- RECORDS FOR THIS TASK -
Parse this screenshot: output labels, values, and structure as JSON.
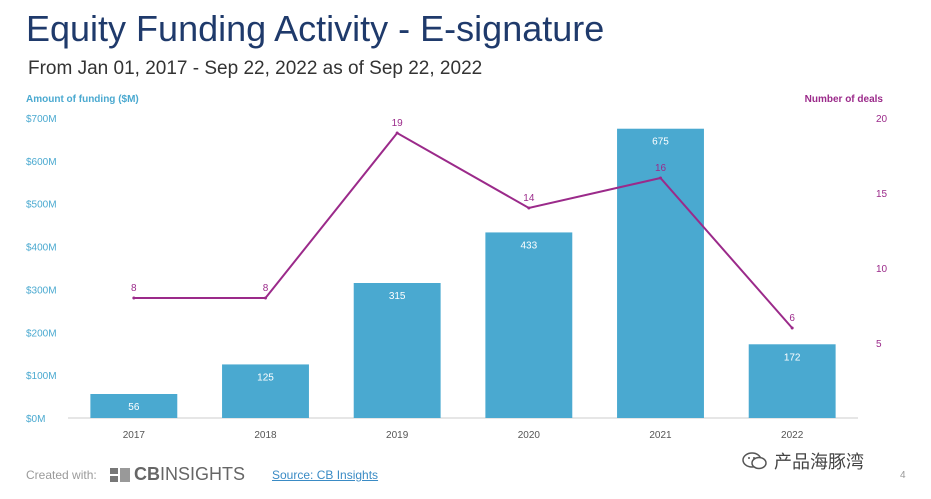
{
  "header": {
    "title": "Equity Funding Activity - E-signature",
    "subtitle": "From Jan 01, 2017 - Sep 22, 2022 as of Sep 22, 2022"
  },
  "footer": {
    "created_with": "Created with:",
    "logo_text_bold": "CB",
    "logo_text_rest": "INSIGHTS",
    "source_link": "Source: CB Insights",
    "watermark": "产品海豚湾",
    "page_number": "4"
  },
  "colors": {
    "bar": "#4aa9d0",
    "line": "#9b2a8a",
    "title": "#1f3a6b"
  },
  "chart_data": {
    "type": "bar",
    "title": "Equity Funding Activity - E-signature",
    "categories": [
      "2017",
      "2018",
      "2019",
      "2020",
      "2021",
      "2022"
    ],
    "series": [
      {
        "name": "Amount of funding ($M)",
        "type": "bar",
        "axis": "left",
        "values": [
          56,
          125,
          315,
          433,
          675,
          172
        ]
      },
      {
        "name": "Number of deals",
        "type": "line",
        "axis": "right",
        "values": [
          8,
          8,
          19,
          14,
          16,
          6
        ]
      }
    ],
    "ylabel": "Amount of funding ($M)",
    "y2label": "Number of deals",
    "ylim": [
      0,
      700
    ],
    "y2lim": [
      0,
      20
    ],
    "yticks": [
      "$0M",
      "$100M",
      "$200M",
      "$300M",
      "$400M",
      "$500M",
      "$600M",
      "$700M"
    ],
    "y2ticks": [
      "5",
      "10",
      "15",
      "20"
    ]
  }
}
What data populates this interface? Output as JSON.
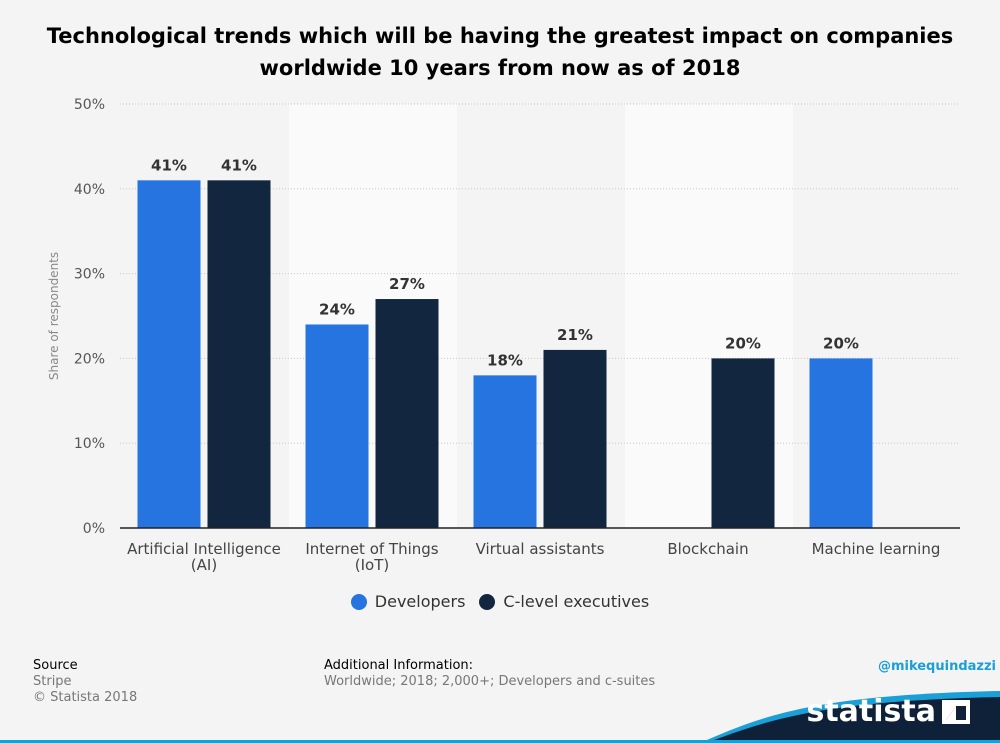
{
  "title_lines": [
    "Technological trends which will be having the greatest impact on companies",
    "worldwide 10 years from now as of 2018"
  ],
  "chart_data": {
    "type": "bar",
    "categories": [
      [
        "Artificial Intelligence",
        "(AI)"
      ],
      [
        "Internet of Things",
        "(IoT)"
      ],
      [
        "Virtual assistants"
      ],
      [
        "Blockchain"
      ],
      [
        "Machine learning"
      ]
    ],
    "series": [
      {
        "name": "Developers",
        "color": "#2574e0",
        "values": [
          41,
          24,
          18,
          null,
          20
        ],
        "labels": [
          "41%",
          "24%",
          "18%",
          "",
          "20%"
        ]
      },
      {
        "name": "C-level executives",
        "color": "#12263f",
        "values": [
          41,
          27,
          21,
          20,
          null
        ],
        "labels": [
          "41%",
          "27%",
          "21%",
          "20%",
          ""
        ]
      }
    ],
    "ylabel": "Share of respondents",
    "ylim": [
      0,
      50
    ],
    "yticks": [
      0,
      10,
      20,
      30,
      40,
      50
    ],
    "ytick_labels": [
      "0%",
      "10%",
      "20%",
      "30%",
      "40%",
      "50%"
    ],
    "grid": true,
    "legend_position": "bottom-center"
  },
  "footer": {
    "source_head": "Source",
    "source_lines": [
      "Stripe",
      "© Statista 2018"
    ],
    "info_head": "Additional Information:",
    "info_lines": [
      "Worldwide; 2018; 2,000+; Developers and c-suites"
    ],
    "credit": "@mikequindazzi",
    "brand": "statista"
  }
}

- REQUEST -
Nothing in the entries above should change when they are printed again, except that the pictures are dropped.

- EXERCISE ANSWER -
Parse this screenshot: output labels, values, and structure as JSON.
{
  "header": {
    "title": "Equity Funding Activity - E-signature",
    "subtitle": "From Jan 01, 2017 - Sep 22, 2022 as of Sep 22, 2022"
  },
  "footer": {
    "created_with": "Created with:",
    "logo_text_bold": "CB",
    "logo_text_rest": "INSIGHTS",
    "source_link": "Source: CB Insights",
    "watermark": "产品海豚湾",
    "page_number": "4"
  },
  "colors": {
    "bar": "#4aa9d0",
    "line": "#9b2a8a",
    "title": "#1f3a6b"
  },
  "chart_data": {
    "type": "bar",
    "title": "Equity Funding Activity - E-signature",
    "categories": [
      "2017",
      "2018",
      "2019",
      "2020",
      "2021",
      "2022"
    ],
    "series": [
      {
        "name": "Amount of funding ($M)",
        "type": "bar",
        "axis": "left",
        "values": [
          56,
          125,
          315,
          433,
          675,
          172
        ]
      },
      {
        "name": "Number of deals",
        "type": "line",
        "axis": "right",
        "values": [
          8,
          8,
          19,
          14,
          16,
          6
        ]
      }
    ],
    "ylabel": "Amount of funding ($M)",
    "y2label": "Number of deals",
    "ylim": [
      0,
      700
    ],
    "y2lim": [
      0,
      20
    ],
    "yticks": [
      "$0M",
      "$100M",
      "$200M",
      "$300M",
      "$400M",
      "$500M",
      "$600M",
      "$700M"
    ],
    "y2ticks": [
      "5",
      "10",
      "15",
      "20"
    ]
  }
}
What data populates this interface? Output as JSON.
{
  "title_lines": [
    "Technological trends which will be having the greatest impact on companies",
    "worldwide 10 years from now as of 2018"
  ],
  "chart_data": {
    "type": "bar",
    "categories": [
      [
        "Artificial Intelligence",
        "(AI)"
      ],
      [
        "Internet of Things",
        "(IoT)"
      ],
      [
        "Virtual assistants"
      ],
      [
        "Blockchain"
      ],
      [
        "Machine learning"
      ]
    ],
    "series": [
      {
        "name": "Developers",
        "color": "#2574e0",
        "values": [
          41,
          24,
          18,
          null,
          20
        ],
        "labels": [
          "41%",
          "24%",
          "18%",
          "",
          "20%"
        ]
      },
      {
        "name": "C-level executives",
        "color": "#12263f",
        "values": [
          41,
          27,
          21,
          20,
          null
        ],
        "labels": [
          "41%",
          "27%",
          "21%",
          "20%",
          ""
        ]
      }
    ],
    "ylabel": "Share of respondents",
    "ylim": [
      0,
      50
    ],
    "yticks": [
      0,
      10,
      20,
      30,
      40,
      50
    ],
    "ytick_labels": [
      "0%",
      "10%",
      "20%",
      "30%",
      "40%",
      "50%"
    ],
    "grid": true,
    "legend_position": "bottom-center"
  },
  "footer": {
    "source_head": "Source",
    "source_lines": [
      "Stripe",
      "© Statista 2018"
    ],
    "info_head": "Additional Information:",
    "info_lines": [
      "Worldwide; 2018; 2,000+; Developers and c-suites"
    ],
    "credit": "@mikequindazzi",
    "brand": "statista"
  }
}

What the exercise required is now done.